EXTRACT PROVIDED:
######
The range image sizes is large, as the larger image is several times bigger than the samler one. However, any image is too large to be processed at once so this does not give us any information to rescale images. Each image will be processed as a colection of smaller images and their size will be determined by the size of the glomeruli. The following image depicts the sizes of the different images with the larger dimension in the y axis and the smaller in the x axis.
Cortex and Glomeruli
For each image we have information about three regions: the medula, the cortex and the glomerula. The medula and the cortex are the two types of tissues that can be found in the sample. The cortex on the other side, are small groups of cells scattered almost exclusively on the cortex. Because of this, the small images that we are going to use to train our model will be taken only from cortex. The next image shows the poligon marking the cortex of a sample and also the glomerula. As can be seen all glomerula fall inside the cortex of the sample.
In the next figure, we can appreciate that the same pattern repeats in the rest of the samples. In some isolated cases, glomerula can be found in the medula but it is only a small proportion of the cases.
Patient data
In this project, we need to identify the location of the glomerula by generating a mask that overlaps with them. This makes impossible the analysis of the patient data with respect to the variable of interest as we would do with a regular regression or classification. Despite of this, we can add this data to a model and evaluate if the accuracy is improved by that.
Approach
Data Preparation
As stated before, from each sample image several smaller images where generated. The image size was fixed to 2000 squared pixels and the center was randomly picked from the cortex region. The image to predict consisted in the glomerula mask corresponding to the same window region than the sample sub-image. Finally the image/glom mask pairs for each sample where saved in tfrecord. In this way, it is easier to choose which samples will form the test set and which not. Also this will avoid that imges from the same sample will end up in training and testing sets.
######
QUESTIONS ON THE MATERIAL:
1. Please summarize the notes on detecting glomeruli in two sentences.
2. In the notes on detecting glomeruli, what size were the smaller images fixed to?

Excerpts from a dataset:
######
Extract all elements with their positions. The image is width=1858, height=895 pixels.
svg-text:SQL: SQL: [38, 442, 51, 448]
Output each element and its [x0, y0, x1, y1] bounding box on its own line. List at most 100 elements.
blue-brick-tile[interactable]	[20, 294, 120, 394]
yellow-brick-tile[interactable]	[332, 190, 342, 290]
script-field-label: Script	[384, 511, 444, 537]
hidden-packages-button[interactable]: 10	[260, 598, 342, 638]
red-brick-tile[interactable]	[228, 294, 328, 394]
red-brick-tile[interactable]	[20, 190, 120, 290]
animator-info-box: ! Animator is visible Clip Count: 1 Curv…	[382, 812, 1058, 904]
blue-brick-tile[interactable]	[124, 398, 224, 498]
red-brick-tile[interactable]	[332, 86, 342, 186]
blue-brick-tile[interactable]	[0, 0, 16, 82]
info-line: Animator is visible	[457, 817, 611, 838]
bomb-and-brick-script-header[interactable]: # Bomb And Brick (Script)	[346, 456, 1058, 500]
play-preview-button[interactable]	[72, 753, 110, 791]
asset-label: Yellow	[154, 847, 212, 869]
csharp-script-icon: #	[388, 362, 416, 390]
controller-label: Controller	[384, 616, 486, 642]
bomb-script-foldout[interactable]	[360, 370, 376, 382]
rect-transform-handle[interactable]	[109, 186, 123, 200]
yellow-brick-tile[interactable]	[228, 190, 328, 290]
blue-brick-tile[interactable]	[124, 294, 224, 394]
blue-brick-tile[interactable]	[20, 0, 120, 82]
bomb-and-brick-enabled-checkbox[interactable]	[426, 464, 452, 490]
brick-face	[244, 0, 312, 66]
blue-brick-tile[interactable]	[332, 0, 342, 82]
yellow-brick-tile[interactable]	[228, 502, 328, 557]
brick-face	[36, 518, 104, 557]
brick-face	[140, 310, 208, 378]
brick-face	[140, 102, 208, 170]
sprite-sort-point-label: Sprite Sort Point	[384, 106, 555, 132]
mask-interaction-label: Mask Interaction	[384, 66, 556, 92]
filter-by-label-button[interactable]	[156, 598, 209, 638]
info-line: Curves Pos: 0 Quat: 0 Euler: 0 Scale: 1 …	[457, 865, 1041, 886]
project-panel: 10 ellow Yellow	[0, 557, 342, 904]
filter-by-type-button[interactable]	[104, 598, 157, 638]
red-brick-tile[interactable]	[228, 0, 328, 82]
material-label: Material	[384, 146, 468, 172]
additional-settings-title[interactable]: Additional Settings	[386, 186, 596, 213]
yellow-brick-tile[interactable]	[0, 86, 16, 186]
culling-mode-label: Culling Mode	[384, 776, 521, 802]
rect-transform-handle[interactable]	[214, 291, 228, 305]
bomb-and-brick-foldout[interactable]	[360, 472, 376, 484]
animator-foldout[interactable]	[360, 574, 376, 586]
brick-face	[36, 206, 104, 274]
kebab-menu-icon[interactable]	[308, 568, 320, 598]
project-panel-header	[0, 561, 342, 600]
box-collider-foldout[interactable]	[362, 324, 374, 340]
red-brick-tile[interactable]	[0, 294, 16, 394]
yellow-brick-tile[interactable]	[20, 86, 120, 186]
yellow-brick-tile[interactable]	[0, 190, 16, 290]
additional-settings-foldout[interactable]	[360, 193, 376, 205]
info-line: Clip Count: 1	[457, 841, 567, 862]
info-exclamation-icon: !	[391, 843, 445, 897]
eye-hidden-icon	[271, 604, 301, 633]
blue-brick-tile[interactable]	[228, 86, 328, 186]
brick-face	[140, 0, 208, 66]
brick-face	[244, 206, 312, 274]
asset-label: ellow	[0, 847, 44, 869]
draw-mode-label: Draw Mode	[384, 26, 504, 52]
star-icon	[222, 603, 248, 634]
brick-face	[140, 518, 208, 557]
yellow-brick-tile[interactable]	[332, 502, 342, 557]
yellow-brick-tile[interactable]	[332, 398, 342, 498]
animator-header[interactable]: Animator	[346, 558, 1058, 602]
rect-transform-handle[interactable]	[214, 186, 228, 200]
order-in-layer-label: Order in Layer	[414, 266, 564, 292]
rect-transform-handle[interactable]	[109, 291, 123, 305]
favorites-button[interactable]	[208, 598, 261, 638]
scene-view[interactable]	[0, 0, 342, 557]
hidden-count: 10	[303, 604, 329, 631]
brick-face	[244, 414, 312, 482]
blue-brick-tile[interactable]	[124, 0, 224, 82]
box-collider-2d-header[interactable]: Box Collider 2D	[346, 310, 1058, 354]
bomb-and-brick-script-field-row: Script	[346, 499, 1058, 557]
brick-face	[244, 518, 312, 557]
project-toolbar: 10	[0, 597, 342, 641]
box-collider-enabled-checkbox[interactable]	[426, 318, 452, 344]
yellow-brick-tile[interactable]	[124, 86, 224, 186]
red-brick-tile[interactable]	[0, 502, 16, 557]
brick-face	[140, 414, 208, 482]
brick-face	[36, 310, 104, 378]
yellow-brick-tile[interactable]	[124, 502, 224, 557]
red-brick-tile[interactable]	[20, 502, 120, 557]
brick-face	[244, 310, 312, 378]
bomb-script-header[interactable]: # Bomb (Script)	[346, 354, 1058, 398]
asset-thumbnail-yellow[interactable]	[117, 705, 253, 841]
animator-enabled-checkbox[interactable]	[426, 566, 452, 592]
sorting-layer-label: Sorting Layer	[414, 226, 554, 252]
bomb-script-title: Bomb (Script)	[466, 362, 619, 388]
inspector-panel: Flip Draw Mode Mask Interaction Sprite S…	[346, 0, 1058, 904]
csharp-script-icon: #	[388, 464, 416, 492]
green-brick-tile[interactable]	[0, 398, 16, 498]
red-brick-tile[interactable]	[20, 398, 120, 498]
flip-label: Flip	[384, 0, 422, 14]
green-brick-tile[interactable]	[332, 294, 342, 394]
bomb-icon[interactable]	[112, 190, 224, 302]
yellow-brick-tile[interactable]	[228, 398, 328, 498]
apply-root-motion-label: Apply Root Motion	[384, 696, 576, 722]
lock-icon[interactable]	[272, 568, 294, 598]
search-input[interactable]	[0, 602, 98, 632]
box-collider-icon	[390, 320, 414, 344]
######
ANSWERS PROVIDED:
1. Because every sample image is too large to process at once, each one is handled as a collection of smaller images whose size depends on the glomeruli, and these are taken only from the cortex, where nearly all glomeruli are found. The smaller images were fixed at 2000 squared pixels with centers picked at random in the cortex, paired with the glomerulus mask for the same window, and saved per sample in tfrecord.

2. 2000 squared pixels.